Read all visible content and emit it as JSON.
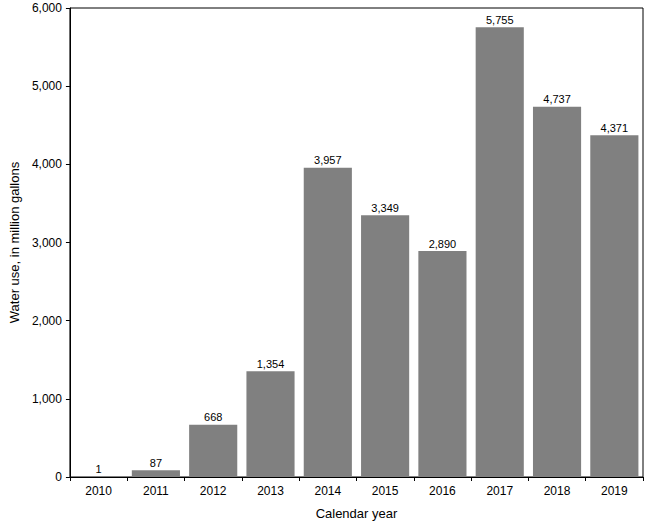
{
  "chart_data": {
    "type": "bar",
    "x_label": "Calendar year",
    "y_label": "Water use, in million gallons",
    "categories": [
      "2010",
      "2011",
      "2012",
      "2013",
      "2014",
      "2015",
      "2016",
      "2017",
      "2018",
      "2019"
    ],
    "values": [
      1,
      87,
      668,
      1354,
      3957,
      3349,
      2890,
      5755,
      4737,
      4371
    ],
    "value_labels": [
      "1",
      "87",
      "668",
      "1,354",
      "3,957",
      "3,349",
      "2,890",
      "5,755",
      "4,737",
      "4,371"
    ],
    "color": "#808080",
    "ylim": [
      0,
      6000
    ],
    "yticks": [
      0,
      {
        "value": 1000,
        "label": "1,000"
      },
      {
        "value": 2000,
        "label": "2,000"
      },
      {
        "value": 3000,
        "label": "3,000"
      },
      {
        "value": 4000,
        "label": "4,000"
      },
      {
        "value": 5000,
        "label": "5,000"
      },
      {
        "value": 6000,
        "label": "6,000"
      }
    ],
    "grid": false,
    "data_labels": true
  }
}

...

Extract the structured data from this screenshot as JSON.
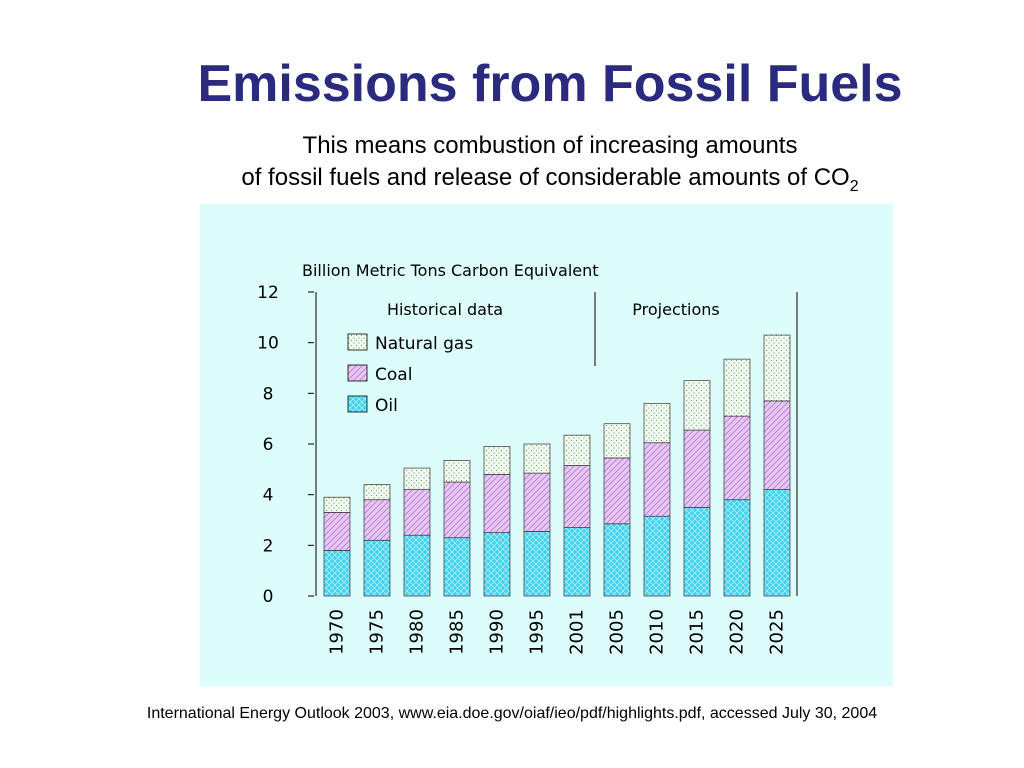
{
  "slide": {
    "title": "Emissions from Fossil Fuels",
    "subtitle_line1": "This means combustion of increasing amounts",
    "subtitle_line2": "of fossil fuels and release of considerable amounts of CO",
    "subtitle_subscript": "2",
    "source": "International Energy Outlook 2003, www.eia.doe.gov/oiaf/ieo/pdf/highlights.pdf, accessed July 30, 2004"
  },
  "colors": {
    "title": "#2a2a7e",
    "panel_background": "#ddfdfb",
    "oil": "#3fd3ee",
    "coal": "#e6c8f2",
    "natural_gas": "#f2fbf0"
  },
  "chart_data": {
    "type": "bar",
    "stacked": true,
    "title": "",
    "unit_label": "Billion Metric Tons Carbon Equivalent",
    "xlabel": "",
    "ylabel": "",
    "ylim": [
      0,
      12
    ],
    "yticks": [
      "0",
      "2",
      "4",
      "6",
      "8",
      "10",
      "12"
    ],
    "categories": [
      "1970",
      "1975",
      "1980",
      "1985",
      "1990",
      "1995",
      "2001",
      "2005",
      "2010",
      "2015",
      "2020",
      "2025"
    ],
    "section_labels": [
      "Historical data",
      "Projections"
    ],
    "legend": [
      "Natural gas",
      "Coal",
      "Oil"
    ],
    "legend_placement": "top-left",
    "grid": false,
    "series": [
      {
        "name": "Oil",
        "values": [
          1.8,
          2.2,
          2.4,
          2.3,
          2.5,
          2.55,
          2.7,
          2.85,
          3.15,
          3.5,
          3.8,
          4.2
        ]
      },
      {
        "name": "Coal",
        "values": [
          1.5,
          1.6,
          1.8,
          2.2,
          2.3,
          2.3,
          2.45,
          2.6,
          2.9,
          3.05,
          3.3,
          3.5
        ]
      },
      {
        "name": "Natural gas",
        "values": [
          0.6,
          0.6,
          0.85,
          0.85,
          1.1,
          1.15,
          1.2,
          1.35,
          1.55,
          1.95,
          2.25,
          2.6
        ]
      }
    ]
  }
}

| Job |
Pull out the lines above in which the word "amounts" appears.

| Finished exercise |
    "subtitle_line1": "This means combustion of increasing amounts",
    "subtitle_line2": "of fossil fuels and release of considerable amounts of CO",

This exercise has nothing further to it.